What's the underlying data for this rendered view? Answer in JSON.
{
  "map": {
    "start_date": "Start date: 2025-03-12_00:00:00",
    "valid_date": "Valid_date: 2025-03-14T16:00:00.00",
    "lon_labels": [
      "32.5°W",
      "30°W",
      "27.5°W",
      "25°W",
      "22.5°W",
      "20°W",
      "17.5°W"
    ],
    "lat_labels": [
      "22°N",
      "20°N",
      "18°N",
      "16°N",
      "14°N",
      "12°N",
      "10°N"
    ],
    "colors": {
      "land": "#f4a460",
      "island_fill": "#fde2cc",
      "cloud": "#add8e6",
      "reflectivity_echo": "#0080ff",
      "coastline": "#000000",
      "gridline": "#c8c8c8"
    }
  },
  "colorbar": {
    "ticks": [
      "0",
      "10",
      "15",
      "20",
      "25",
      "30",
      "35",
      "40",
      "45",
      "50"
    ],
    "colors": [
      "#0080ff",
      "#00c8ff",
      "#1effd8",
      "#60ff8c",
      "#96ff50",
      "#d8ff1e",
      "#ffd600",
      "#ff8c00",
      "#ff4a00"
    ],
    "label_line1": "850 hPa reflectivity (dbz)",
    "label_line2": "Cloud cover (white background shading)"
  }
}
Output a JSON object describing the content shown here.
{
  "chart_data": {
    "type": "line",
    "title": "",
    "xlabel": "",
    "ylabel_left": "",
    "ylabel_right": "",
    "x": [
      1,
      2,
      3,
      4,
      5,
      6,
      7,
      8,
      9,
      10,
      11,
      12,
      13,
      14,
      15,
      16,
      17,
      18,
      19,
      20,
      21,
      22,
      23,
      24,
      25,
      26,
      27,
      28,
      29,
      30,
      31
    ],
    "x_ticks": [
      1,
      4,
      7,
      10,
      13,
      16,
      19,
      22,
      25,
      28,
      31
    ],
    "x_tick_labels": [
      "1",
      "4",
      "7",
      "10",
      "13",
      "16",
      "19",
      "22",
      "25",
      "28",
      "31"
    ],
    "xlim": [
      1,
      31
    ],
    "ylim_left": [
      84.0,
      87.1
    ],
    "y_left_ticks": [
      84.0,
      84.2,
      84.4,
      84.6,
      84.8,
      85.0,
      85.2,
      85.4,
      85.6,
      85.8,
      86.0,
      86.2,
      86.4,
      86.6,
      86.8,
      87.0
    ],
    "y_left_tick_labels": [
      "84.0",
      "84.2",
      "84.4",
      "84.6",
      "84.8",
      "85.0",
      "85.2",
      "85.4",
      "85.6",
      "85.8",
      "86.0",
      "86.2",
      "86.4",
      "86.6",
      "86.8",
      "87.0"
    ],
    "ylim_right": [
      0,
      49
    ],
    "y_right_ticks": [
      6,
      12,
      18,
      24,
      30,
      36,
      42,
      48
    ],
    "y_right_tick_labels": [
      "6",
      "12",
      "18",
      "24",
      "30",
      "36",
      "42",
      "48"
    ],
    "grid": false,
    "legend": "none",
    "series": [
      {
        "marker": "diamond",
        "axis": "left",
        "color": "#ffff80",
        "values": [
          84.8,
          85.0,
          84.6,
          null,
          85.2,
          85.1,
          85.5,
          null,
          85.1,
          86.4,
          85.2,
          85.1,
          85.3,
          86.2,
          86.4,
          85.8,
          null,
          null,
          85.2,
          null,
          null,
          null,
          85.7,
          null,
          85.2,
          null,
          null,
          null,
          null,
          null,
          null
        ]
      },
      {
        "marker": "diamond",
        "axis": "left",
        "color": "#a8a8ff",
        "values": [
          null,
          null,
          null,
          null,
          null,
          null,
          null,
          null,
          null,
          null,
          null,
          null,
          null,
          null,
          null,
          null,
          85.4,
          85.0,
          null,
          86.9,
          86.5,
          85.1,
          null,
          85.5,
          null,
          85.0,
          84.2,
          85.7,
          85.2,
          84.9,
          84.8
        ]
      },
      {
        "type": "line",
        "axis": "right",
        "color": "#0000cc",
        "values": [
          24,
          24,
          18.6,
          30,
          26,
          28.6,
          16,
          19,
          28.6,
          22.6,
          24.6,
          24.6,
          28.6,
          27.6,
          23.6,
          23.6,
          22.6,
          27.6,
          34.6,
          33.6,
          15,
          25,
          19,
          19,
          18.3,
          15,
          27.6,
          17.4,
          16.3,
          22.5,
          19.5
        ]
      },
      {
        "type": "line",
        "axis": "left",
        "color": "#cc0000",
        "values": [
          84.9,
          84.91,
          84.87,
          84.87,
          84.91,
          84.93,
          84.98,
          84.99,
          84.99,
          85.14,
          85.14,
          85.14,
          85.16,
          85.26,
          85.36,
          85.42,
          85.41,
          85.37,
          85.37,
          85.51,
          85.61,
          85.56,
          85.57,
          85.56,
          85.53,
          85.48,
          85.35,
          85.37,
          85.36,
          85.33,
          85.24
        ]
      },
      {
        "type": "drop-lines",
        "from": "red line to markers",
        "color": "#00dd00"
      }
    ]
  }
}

------------------------------

BRIEF:
Transcribe every entry exactly, omitting nothing.

COMPLETE RESPONSE:
What's the underlying data for this rendered view? Answer in JSON.
{
  "map": {
    "start_date": "Start date: 2025-03-12_00:00:00",
    "valid_date": "Valid_date: 2025-03-14T16:00:00.00",
    "lon_labels": [
      "32.5°W",
      "30°W",
      "27.5°W",
      "25°W",
      "22.5°W",
      "20°W",
      "17.5°W"
    ],
    "lat_labels": [
      "22°N",
      "20°N",
      "18°N",
      "16°N",
      "14°N",
      "12°N",
      "10°N"
    ],
    "colors": {
      "land": "#f4a460",
      "island_fill": "#fde2cc",
      "cloud": "#add8e6",
      "reflectivity_echo": "#0080ff",
      "coastline": "#000000",
      "gridline": "#c8c8c8"
    }
  },
  "colorbar": {
    "ticks": [
      "0",
      "10",
      "15",
      "20",
      "25",
      "30",
      "35",
      "40",
      "45",
      "50"
    ],
    "colors": [
      "#0080ff",
      "#00c8ff",
      "#1effd8",
      "#60ff8c",
      "#96ff50",
      "#d8ff1e",
      "#ffd600",
      "#ff8c00",
      "#ff4a00"
    ],
    "label_line1": "850 hPa reflectivity (dbz)",
    "label_line2": "Cloud cover (white background shading)"
  }
}
Output a JSON object describing the content shown here.
{
  "chart_data": {
    "type": "line",
    "title": "",
    "xlabel": "",
    "ylabel_left": "",
    "ylabel_right": "",
    "x": [
      1,
      2,
      3,
      4,
      5,
      6,
      7,
      8,
      9,
      10,
      11,
      12,
      13,
      14,
      15,
      16,
      17,
      18,
      19,
      20,
      21,
      22,
      23,
      24,
      25,
      26,
      27,
      28,
      29,
      30,
      31
    ],
    "x_ticks": [
      1,
      4,
      7,
      10,
      13,
      16,
      19,
      22,
      25,
      28,
      31
    ],
    "x_tick_labels": [
      "1",
      "4",
      "7",
      "10",
      "13",
      "16",
      "19",
      "22",
      "25",
      "28",
      "31"
    ],
    "xlim": [
      1,
      31
    ],
    "ylim_left": [
      84.0,
      87.1
    ],
    "y_left_ticks": [
      84.0,
      84.2,
      84.4,
      84.6,
      84.8,
      85.0,
      85.2,
      85.4,
      85.6,
      85.8,
      86.0,
      86.2,
      86.4,
      86.6,
      86.8,
      87.0
    ],
    "y_left_tick_labels": [
      "84.0",
      "84.2",
      "84.4",
      "84.6",
      "84.8",
      "85.0",
      "85.2",
      "85.4",
      "85.6",
      "85.8",
      "86.0",
      "86.2",
      "86.4",
      "86.6",
      "86.8",
      "87.0"
    ],
    "ylim_right": [
      0,
      49
    ],
    "y_right_ticks": [
      6,
      12,
      18,
      24,
      30,
      36,
      42,
      48
    ],
    "y_right_tick_labels": [
      "6",
      "12",
      "18",
      "24",
      "30",
      "36",
      "42",
      "48"
    ],
    "grid": false,
    "legend": "none",
    "series": [
      {
        "marker": "diamond",
        "axis": "left",
        "color": "#ffff80",
        "values": [
          84.8,
          85.0,
          84.6,
          null,
          85.2,
          85.1,
          85.5,
          null,
          85.1,
          86.4,
          85.2,
          85.1,
          85.3,
          86.2,
          86.4,
          85.8,
          null,
          null,
          85.2,
          null,
          null,
          null,
          85.7,
          null,
          85.2,
          null,
          null,
          null,
          null,
          null,
          null
        ]
      },
      {
        "marker": "diamond",
        "axis": "left",
        "color": "#a8a8ff",
        "values": [
          null,
          null,
          null,
          null,
          null,
          null,
          null,
          null,
          null,
          null,
          null,
          null,
          null,
          null,
          null,
          null,
          85.4,
          85.0,
          null,
          86.9,
          86.5,
          85.1,
          null,
          85.5,
          null,
          85.0,
          84.2,
          85.7,
          85.2,
          84.9,
          84.8
        ]
      },
      {
        "type": "line",
        "axis": "right",
        "color": "#0000cc",
        "values": [
          24,
          24,
          18.6,
          30,
          26,
          28.6,
          16,
          19,
          28.6,
          22.6,
          24.6,
          24.6,
          28.6,
          27.6,
          23.6,
          23.6,
          22.6,
          27.6,
          34.6,
          33.6,
          15,
          25,
          19,
          19,
          18.3,
          15,
          27.6,
          17.4,
          16.3,
          22.5,
          19.5
        ]
      },
      {
        "type": "line",
        "axis": "left",
        "color": "#cc0000",
        "values": [
          84.9,
          84.91,
          84.87,
          84.87,
          84.91,
          84.93,
          84.98,
          84.99,
          84.99,
          85.14,
          85.14,
          85.14,
          85.16,
          85.26,
          85.36,
          85.42,
          85.41,
          85.37,
          85.37,
          85.51,
          85.61,
          85.56,
          85.57,
          85.56,
          85.53,
          85.48,
          85.35,
          85.37,
          85.36,
          85.33,
          85.24
        ]
      },
      {
        "type": "drop-lines",
        "from": "red line to markers",
        "color": "#00dd00"
      }
    ]
  }
}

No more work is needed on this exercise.